***** Text segment *****

The Delta Method - A Rambling On

Here, we’ll look at various applications of the Delta Method, especially in the context of variance stabilizing transformations, along with looking at the confidence intervals of estimates.

The Delta Method is used as a way to approximate the Standard Error of transformations of random variables, and is based on a Taylor Series approximation.

In the univariate case, if we have a random variable, $X_{n}$ , that converges in distribution to a $N(0, \sigma^{2})$ distribution, we can apply a function to this random variable as:

$\begin{align} \sqrt{n}(X_{n} - \theta) \xrightarrow{d} N(0,\sigma^{2}) \\ \sqrt{n}(g(X_{n}) - g(\theta)) \xrightarrow{d} \; ? \end{align}$

However, we don’t know the asymptotic variance of this transformed variable just yet. In this case, we can approximate our function $g(x)$ using a Taylor Series approximation, evaluated at $\theta$ :

$\begin{align} g(x) = g(\theta) + g\prime(\theta)(x-\theta) + O() \end{align}$

where $O()$ is the remainder of higher-order Taylor Series terms that converges to 0.

***** Data lines *****

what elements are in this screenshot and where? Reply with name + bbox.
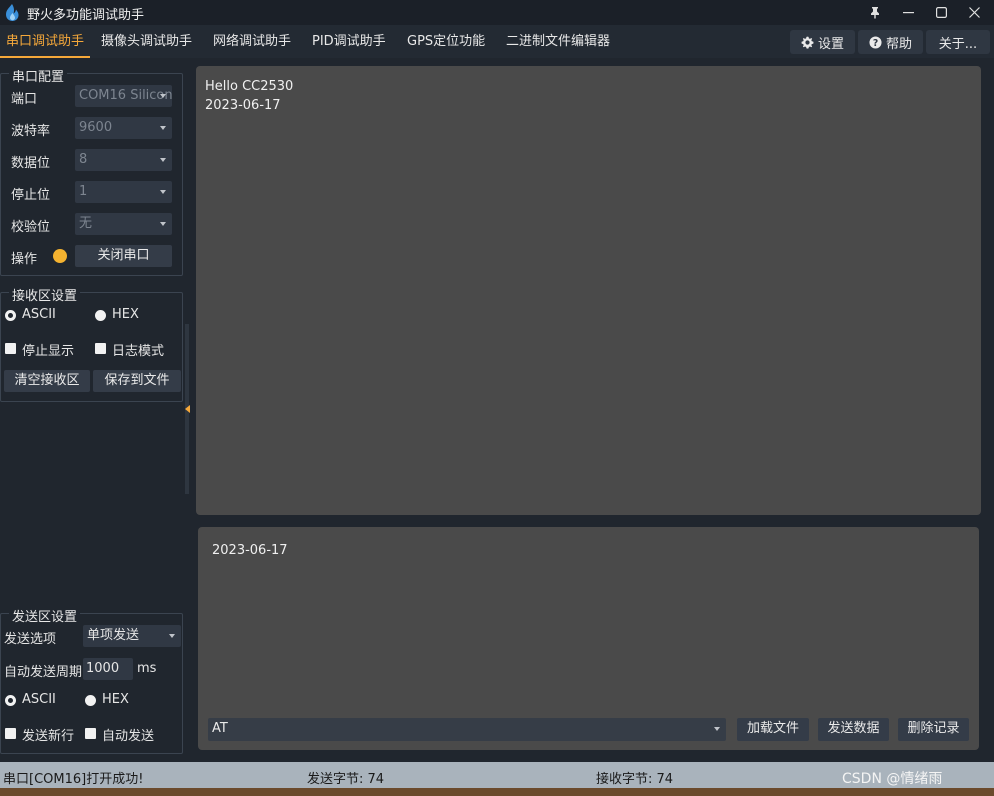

*****

Task to carry out
Answer these questions about the Delta Method text, one per line and marked the same way.
1. What does the Delta Method approximate?
2. At what value is the Taylor Series approximation of g(x) evaluated?
3. What does O() represent in that approximation?

Written response
1. The Standard Error of transformations of random variables.
2. At θ.
3. The remainder of higher-order Taylor Series terms, which converges to 0.